What is being asked: Check each line below for the word "style", and copy those that have it.

Figure record extracts:
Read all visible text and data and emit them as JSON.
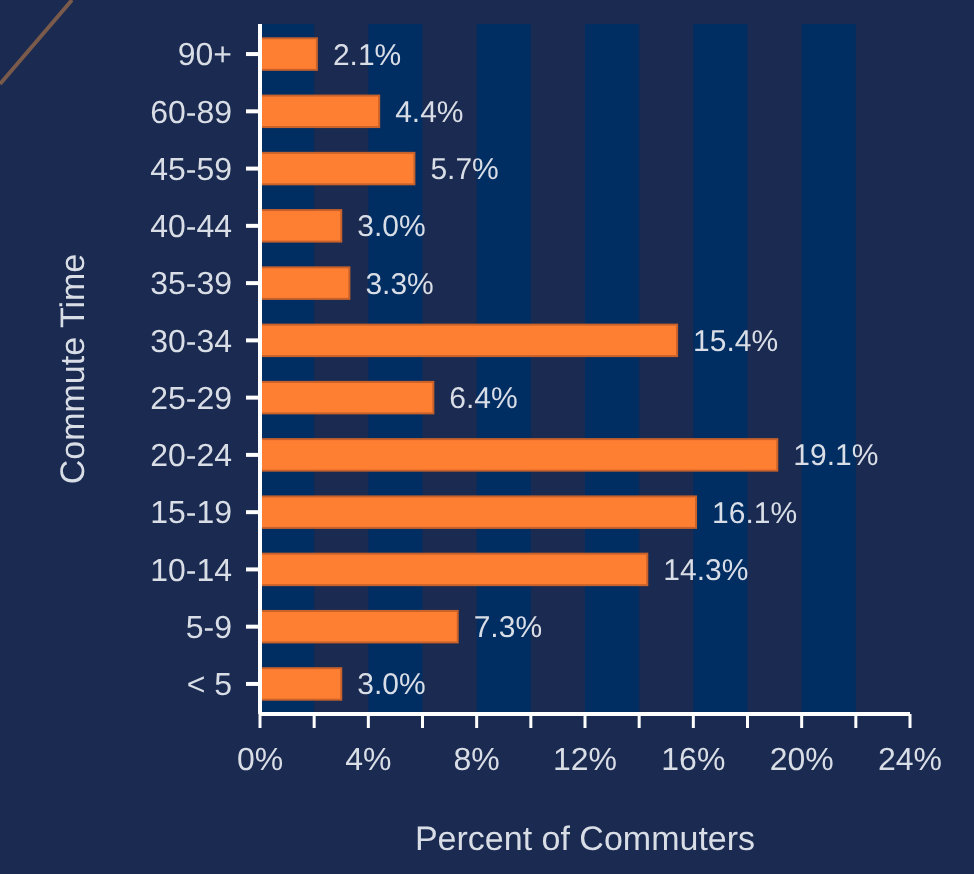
{
  "chart_data": {
    "type": "bar",
    "orientation": "horizontal",
    "xlabel": "Percent of Commuters",
    "ylabel": "Commute Time",
    "categories": [
      "90+",
      "60-89",
      "45-59",
      "40-44",
      "35-39",
      "30-34",
      "25-29",
      "20-24",
      "15-19",
      "10-14",
      "5-9",
      "< 5"
    ],
    "values": [
      2.1,
      4.4,
      5.7,
      3.0,
      3.3,
      15.4,
      6.4,
      19.1,
      16.1,
      14.3,
      7.3,
      3.0
    ],
    "value_labels": [
      "2.1%",
      "4.4%",
      "5.7%",
      "3.0%",
      "3.3%",
      "15.4%",
      "6.4%",
      "19.1%",
      "16.1%",
      "14.3%",
      "7.3%",
      "3.0%"
    ],
    "color": "#ff7f32",
    "xlim": [
      0,
      24
    ],
    "xticks": [
      {
        "value": 0,
        "label": "0%"
      },
      {
        "value": 2,
        "label": null
      },
      {
        "value": 4,
        "label": "4%"
      },
      {
        "value": 6,
        "label": null
      },
      {
        "value": 8,
        "label": "8%"
      },
      {
        "value": 10,
        "label": null
      },
      {
        "value": 12,
        "label": "12%"
      },
      {
        "value": 14,
        "label": null
      },
      {
        "value": 16,
        "label": "16%"
      },
      {
        "value": 18,
        "label": null
      },
      {
        "value": 20,
        "label": "20%"
      },
      {
        "value": 22,
        "label": null
      },
      {
        "value": 24,
        "label": "24%"
      }
    ],
    "bands": [
      {
        "axis": "x",
        "from": 0,
        "to": 2,
        "color": "#002e63"
      },
      {
        "axis": "x",
        "from": 4,
        "to": 6,
        "color": "#002e63"
      },
      {
        "axis": "x",
        "from": 8,
        "to": 10,
        "color": "#002e63"
      },
      {
        "axis": "x",
        "from": 12,
        "to": 14,
        "color": "#002e63"
      },
      {
        "axis": "x",
        "from": 16,
        "to": 18,
        "color": "#002e63"
      },
      {
        "axis": "x",
        "from": 20,
        "to": 22,
        "color": "#002e63"
      }
    ],
    "grid": false
  }
}
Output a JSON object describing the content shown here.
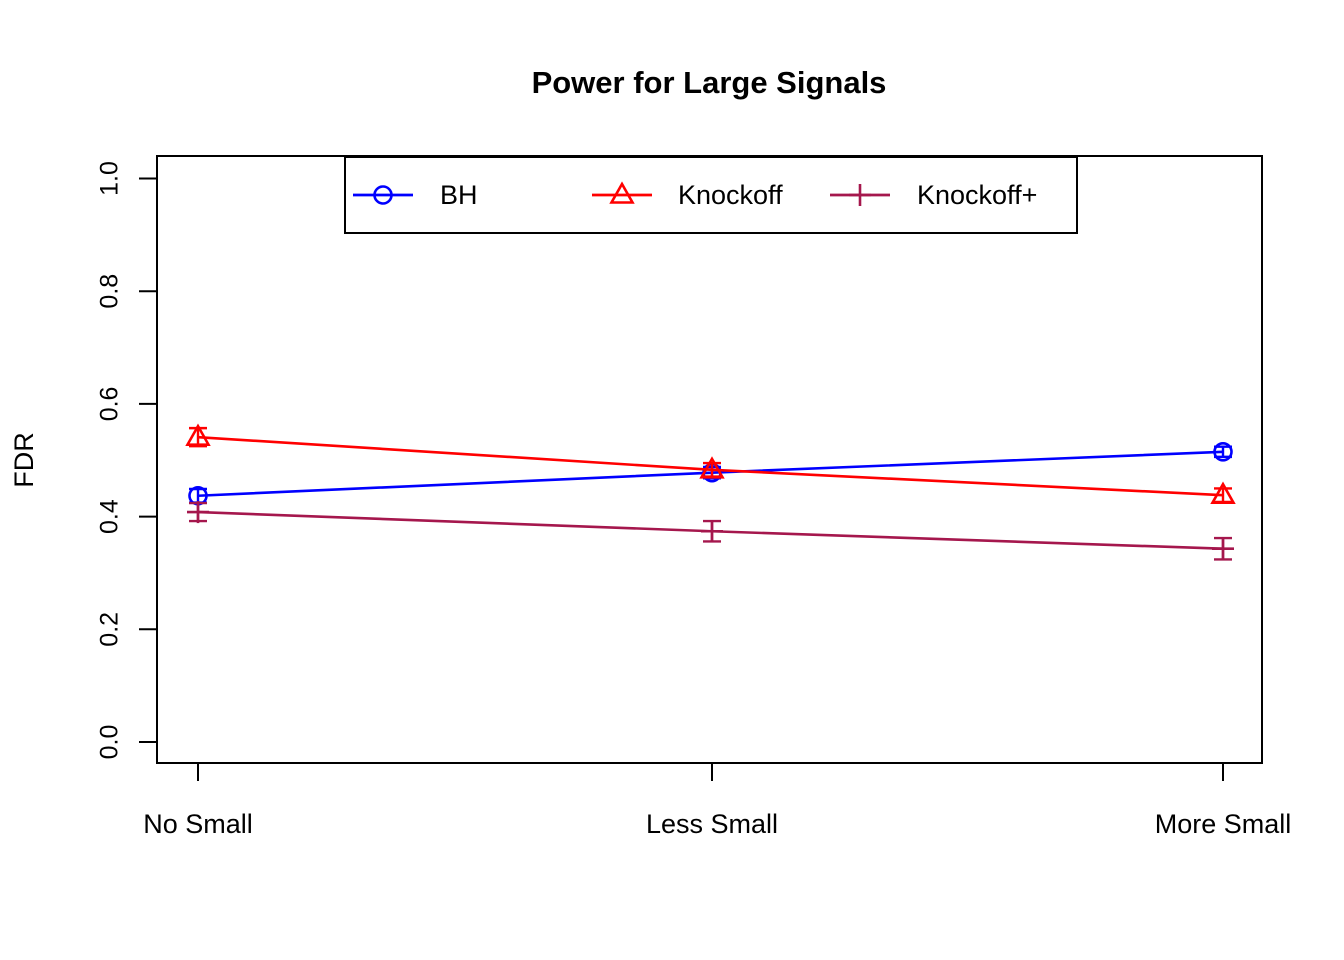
{
  "chart_data": {
    "type": "line",
    "title": "Power for Large Signals",
    "xlabel": "",
    "ylabel": "FDR",
    "categories": [
      "No Small",
      "Less Small",
      "More Small"
    ],
    "yticks": [
      0.0,
      0.2,
      0.4,
      0.6,
      0.8,
      1.0
    ],
    "ylim": [
      0.0,
      1.0
    ],
    "grid": false,
    "legend_position": "top-center-inside",
    "series": [
      {
        "name": "BH",
        "marker": "circle",
        "color": "#0000FF",
        "values": [
          0.437,
          0.478,
          0.515
        ],
        "errors": [
          0.012,
          0.01,
          0.009
        ]
      },
      {
        "name": "Knockoff",
        "marker": "triangle",
        "color": "#FF0000",
        "values": [
          0.541,
          0.483,
          0.438
        ],
        "errors": [
          0.016,
          0.012,
          0.012
        ]
      },
      {
        "name": "Knockoff+",
        "marker": "plus",
        "color": "#A5174D",
        "values": [
          0.408,
          0.374,
          0.343
        ],
        "errors": [
          0.016,
          0.018,
          0.019
        ]
      }
    ]
  }
}
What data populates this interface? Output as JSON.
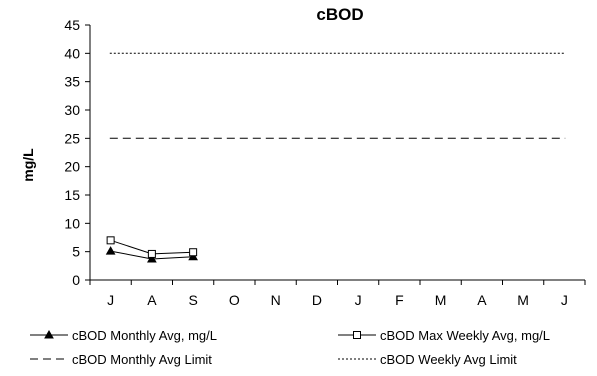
{
  "chart_data": {
    "type": "line",
    "title": "cBOD",
    "xlabel": "",
    "ylabel": "mg/L",
    "categories": [
      "J",
      "A",
      "S",
      "O",
      "N",
      "D",
      "J",
      "F",
      "M",
      "A",
      "M",
      "J"
    ],
    "ylim": [
      0,
      45
    ],
    "yticks": [
      0,
      5,
      10,
      15,
      20,
      25,
      30,
      35,
      40,
      45
    ],
    "grid": false,
    "legend_position": "bottom",
    "series": [
      {
        "name": "cBOD Monthly Avg, mg/L",
        "values": [
          5.1,
          3.7,
          4.1,
          null,
          null,
          null,
          null,
          null,
          null,
          null,
          null,
          null
        ],
        "color": "#000000",
        "style": "solid",
        "marker": "filled-triangle"
      },
      {
        "name": "cBOD Max Weekly Avg, mg/L",
        "values": [
          7.0,
          4.6,
          4.9,
          null,
          null,
          null,
          null,
          null,
          null,
          null,
          null,
          null
        ],
        "color": "#000000",
        "style": "solid",
        "marker": "open-square"
      },
      {
        "name": "cBOD Monthly Avg Limit",
        "values": [
          25,
          25,
          25,
          25,
          25,
          25,
          25,
          25,
          25,
          25,
          25,
          25
        ],
        "color": "#000000",
        "style": "dashed",
        "marker": "none"
      },
      {
        "name": "cBOD Weekly Avg Limit",
        "values": [
          40,
          40,
          40,
          40,
          40,
          40,
          40,
          40,
          40,
          40,
          40,
          40
        ],
        "color": "#000000",
        "style": "dotted",
        "marker": "none"
      }
    ]
  }
}
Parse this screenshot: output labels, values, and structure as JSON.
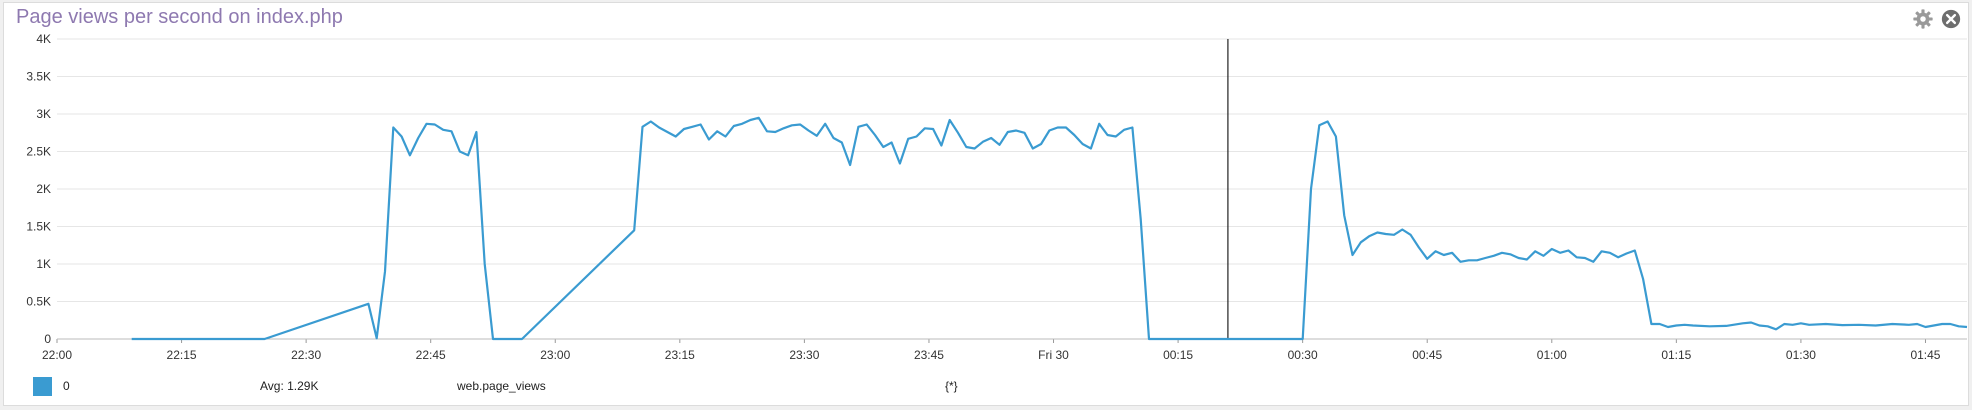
{
  "widget": {
    "title": "Page views per second on index.php",
    "icons": {
      "settings": "gear-icon",
      "close": "close-icon"
    }
  },
  "legend": {
    "series_label": "0",
    "avg": "Avg: 1.29K",
    "metric": "web.page_views",
    "scope": "{*}"
  },
  "colors": {
    "series": "#3a9bd1",
    "title": "#8e79b0",
    "grid": "#e6e6e6",
    "marker": "#222222"
  },
  "chart_data": {
    "type": "line",
    "y_ticks": [
      {
        "v": 0,
        "label": "0"
      },
      {
        "v": 500,
        "label": "0.5K"
      },
      {
        "v": 1000,
        "label": "1K"
      },
      {
        "v": 1500,
        "label": "1.5K"
      },
      {
        "v": 2000,
        "label": "2K"
      },
      {
        "v": 2500,
        "label": "2.5K"
      },
      {
        "v": 3000,
        "label": "3K"
      },
      {
        "v": 3500,
        "label": "3.5K"
      },
      {
        "v": 4000,
        "label": "4K"
      }
    ],
    "x_ticks": [
      {
        "t": 0,
        "label": "22:00"
      },
      {
        "t": 15,
        "label": "22:15"
      },
      {
        "t": 30,
        "label": "22:30"
      },
      {
        "t": 45,
        "label": "22:45"
      },
      {
        "t": 60,
        "label": "23:00"
      },
      {
        "t": 75,
        "label": "23:15"
      },
      {
        "t": 90,
        "label": "23:30"
      },
      {
        "t": 105,
        "label": "23:45"
      },
      {
        "t": 120,
        "label": "Fri 30"
      },
      {
        "t": 135,
        "label": "00:15"
      },
      {
        "t": 150,
        "label": "00:30"
      },
      {
        "t": 165,
        "label": "00:45"
      },
      {
        "t": 180,
        "label": "01:00"
      },
      {
        "t": 195,
        "label": "01:15"
      },
      {
        "t": 210,
        "label": "01:30"
      },
      {
        "t": 225,
        "label": "01:45"
      }
    ],
    "x_range": [
      0,
      230
    ],
    "y_range": [
      0,
      4000
    ],
    "marker_t": 141,
    "series": [
      {
        "name": "0",
        "points": [
          [
            9,
            0
          ],
          [
            25,
            0
          ],
          [
            37.5,
            470
          ],
          [
            38.5,
            10
          ],
          [
            39.5,
            900
          ],
          [
            40.5,
            2820
          ],
          [
            41.5,
            2700
          ],
          [
            42.5,
            2450
          ],
          [
            43.5,
            2680
          ],
          [
            44.5,
            2870
          ],
          [
            45.5,
            2860
          ],
          [
            46.5,
            2790
          ],
          [
            47.5,
            2770
          ],
          [
            48.5,
            2500
          ],
          [
            49.5,
            2450
          ],
          [
            50.5,
            2760
          ],
          [
            51.5,
            1000
          ],
          [
            52.5,
            0
          ],
          [
            56,
            0
          ],
          [
            69.5,
            1450
          ],
          [
            70.5,
            2830
          ],
          [
            71.5,
            2900
          ],
          [
            72.5,
            2820
          ],
          [
            73.5,
            2760
          ],
          [
            74.5,
            2700
          ],
          [
            75.5,
            2800
          ],
          [
            76.5,
            2830
          ],
          [
            77.5,
            2860
          ],
          [
            78.5,
            2660
          ],
          [
            79.5,
            2770
          ],
          [
            80.5,
            2700
          ],
          [
            81.5,
            2840
          ],
          [
            82.5,
            2870
          ],
          [
            83.5,
            2920
          ],
          [
            84.5,
            2950
          ],
          [
            85.5,
            2770
          ],
          [
            86.5,
            2760
          ],
          [
            87.5,
            2810
          ],
          [
            88.5,
            2850
          ],
          [
            89.5,
            2860
          ],
          [
            90.5,
            2780
          ],
          [
            91.5,
            2710
          ],
          [
            92.5,
            2870
          ],
          [
            93.5,
            2680
          ],
          [
            94.5,
            2620
          ],
          [
            95.5,
            2320
          ],
          [
            96.5,
            2830
          ],
          [
            97.5,
            2860
          ],
          [
            98.5,
            2720
          ],
          [
            99.5,
            2560
          ],
          [
            100.5,
            2620
          ],
          [
            101.5,
            2340
          ],
          [
            102.5,
            2670
          ],
          [
            103.5,
            2700
          ],
          [
            104.5,
            2810
          ],
          [
            105.5,
            2800
          ],
          [
            106.5,
            2580
          ],
          [
            107.5,
            2920
          ],
          [
            108.5,
            2750
          ],
          [
            109.5,
            2560
          ],
          [
            110.5,
            2540
          ],
          [
            111.5,
            2630
          ],
          [
            112.5,
            2680
          ],
          [
            113.5,
            2590
          ],
          [
            114.5,
            2760
          ],
          [
            115.5,
            2780
          ],
          [
            116.5,
            2750
          ],
          [
            117.5,
            2540
          ],
          [
            118.5,
            2600
          ],
          [
            119.5,
            2780
          ],
          [
            120.5,
            2820
          ],
          [
            121.5,
            2820
          ],
          [
            122.5,
            2720
          ],
          [
            123.5,
            2600
          ],
          [
            124.5,
            2540
          ],
          [
            125.5,
            2870
          ],
          [
            126.5,
            2720
          ],
          [
            127.5,
            2700
          ],
          [
            128.5,
            2790
          ],
          [
            129.5,
            2820
          ],
          [
            130.5,
            1600
          ],
          [
            131.5,
            0
          ],
          [
            150,
            0
          ],
          [
            151,
            2000
          ],
          [
            152,
            2850
          ],
          [
            153,
            2900
          ],
          [
            154,
            2700
          ],
          [
            155,
            1650
          ],
          [
            156,
            1120
          ],
          [
            157,
            1290
          ],
          [
            158,
            1370
          ],
          [
            159,
            1420
          ],
          [
            160,
            1400
          ],
          [
            161,
            1390
          ],
          [
            162,
            1460
          ],
          [
            163,
            1390
          ],
          [
            164,
            1220
          ],
          [
            165,
            1070
          ],
          [
            166,
            1170
          ],
          [
            167,
            1120
          ],
          [
            168,
            1150
          ],
          [
            169,
            1030
          ],
          [
            170,
            1050
          ],
          [
            171,
            1050
          ],
          [
            172,
            1080
          ],
          [
            173,
            1110
          ],
          [
            174,
            1150
          ],
          [
            175,
            1130
          ],
          [
            176,
            1080
          ],
          [
            177,
            1060
          ],
          [
            178,
            1170
          ],
          [
            179,
            1110
          ],
          [
            180,
            1200
          ],
          [
            181,
            1150
          ],
          [
            182,
            1180
          ],
          [
            183,
            1090
          ],
          [
            184,
            1080
          ],
          [
            185,
            1030
          ],
          [
            186,
            1170
          ],
          [
            187,
            1150
          ],
          [
            188,
            1090
          ],
          [
            189,
            1140
          ],
          [
            190,
            1180
          ],
          [
            191,
            800
          ],
          [
            192,
            200
          ],
          [
            193,
            200
          ],
          [
            194,
            160
          ],
          [
            195,
            180
          ],
          [
            196,
            190
          ],
          [
            197,
            180
          ],
          [
            199,
            170
          ],
          [
            201,
            175
          ],
          [
            203,
            210
          ],
          [
            204,
            220
          ],
          [
            205,
            180
          ],
          [
            206,
            170
          ],
          [
            207,
            130
          ],
          [
            208,
            200
          ],
          [
            209,
            190
          ],
          [
            210,
            210
          ],
          [
            211,
            190
          ],
          [
            213,
            200
          ],
          [
            215,
            185
          ],
          [
            217,
            190
          ],
          [
            219,
            180
          ],
          [
            221,
            200
          ],
          [
            223,
            190
          ],
          [
            224,
            200
          ],
          [
            225,
            160
          ],
          [
            226,
            180
          ],
          [
            227,
            200
          ],
          [
            228,
            200
          ],
          [
            229,
            170
          ],
          [
            230,
            160
          ]
        ]
      }
    ]
  }
}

Written response:
        "style": "solid",
        "style": "solid",
        "style": "dashed",
        "style": "dotted",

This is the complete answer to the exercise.